Check each line of the records below and collect those holding "Guangzhou".
— START Record excerpts —
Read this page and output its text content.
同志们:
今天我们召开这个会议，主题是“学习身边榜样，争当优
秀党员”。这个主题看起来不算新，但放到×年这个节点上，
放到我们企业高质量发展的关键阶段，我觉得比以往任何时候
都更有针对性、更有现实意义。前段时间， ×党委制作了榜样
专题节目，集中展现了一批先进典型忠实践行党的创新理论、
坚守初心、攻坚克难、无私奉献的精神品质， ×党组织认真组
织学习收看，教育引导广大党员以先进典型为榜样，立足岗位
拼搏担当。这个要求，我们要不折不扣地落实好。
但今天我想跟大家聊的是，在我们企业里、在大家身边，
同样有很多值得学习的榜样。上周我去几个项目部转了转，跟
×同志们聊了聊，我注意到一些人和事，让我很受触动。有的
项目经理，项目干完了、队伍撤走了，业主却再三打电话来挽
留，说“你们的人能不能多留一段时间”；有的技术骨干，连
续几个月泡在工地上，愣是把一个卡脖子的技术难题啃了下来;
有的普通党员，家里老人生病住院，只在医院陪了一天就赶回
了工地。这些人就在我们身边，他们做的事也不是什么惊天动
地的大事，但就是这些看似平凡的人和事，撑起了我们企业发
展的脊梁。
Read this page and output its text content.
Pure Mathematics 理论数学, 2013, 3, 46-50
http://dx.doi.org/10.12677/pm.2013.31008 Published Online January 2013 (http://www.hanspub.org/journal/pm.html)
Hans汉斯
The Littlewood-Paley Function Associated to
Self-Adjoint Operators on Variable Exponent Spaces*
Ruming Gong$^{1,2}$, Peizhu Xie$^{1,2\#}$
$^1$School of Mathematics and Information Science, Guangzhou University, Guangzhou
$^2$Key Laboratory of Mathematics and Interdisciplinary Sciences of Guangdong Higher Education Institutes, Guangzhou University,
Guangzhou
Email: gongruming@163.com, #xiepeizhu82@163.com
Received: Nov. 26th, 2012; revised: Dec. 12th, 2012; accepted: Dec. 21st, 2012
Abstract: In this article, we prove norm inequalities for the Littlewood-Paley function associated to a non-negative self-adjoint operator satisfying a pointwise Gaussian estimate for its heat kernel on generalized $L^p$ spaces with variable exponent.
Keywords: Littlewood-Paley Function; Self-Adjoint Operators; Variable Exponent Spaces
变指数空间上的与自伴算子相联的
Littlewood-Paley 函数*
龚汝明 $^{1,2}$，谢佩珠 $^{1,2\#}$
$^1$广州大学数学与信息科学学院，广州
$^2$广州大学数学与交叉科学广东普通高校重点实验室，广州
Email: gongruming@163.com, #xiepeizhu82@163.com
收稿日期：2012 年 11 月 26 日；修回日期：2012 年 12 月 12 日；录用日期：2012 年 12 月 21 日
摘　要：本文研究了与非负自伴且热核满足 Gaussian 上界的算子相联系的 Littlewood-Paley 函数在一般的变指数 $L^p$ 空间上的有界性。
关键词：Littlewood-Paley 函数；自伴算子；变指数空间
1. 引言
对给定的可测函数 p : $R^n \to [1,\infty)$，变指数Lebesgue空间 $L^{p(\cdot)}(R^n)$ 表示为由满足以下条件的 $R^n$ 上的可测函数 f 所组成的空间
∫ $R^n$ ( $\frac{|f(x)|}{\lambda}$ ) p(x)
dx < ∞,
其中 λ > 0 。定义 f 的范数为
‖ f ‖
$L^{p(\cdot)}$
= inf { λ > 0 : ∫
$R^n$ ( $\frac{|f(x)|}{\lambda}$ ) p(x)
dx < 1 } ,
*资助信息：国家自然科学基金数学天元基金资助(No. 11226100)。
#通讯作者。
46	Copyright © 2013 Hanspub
— END Record excerpts —
# Solution for this problem
$^1$School of Mathematics and Information Science, Guangzhou University, Guangzhou
$^2$Key Laboratory of Mathematics and Interdisciplinary Sciences of Guangdong Higher Education Institutes, Guangzhou University,
Guangzhou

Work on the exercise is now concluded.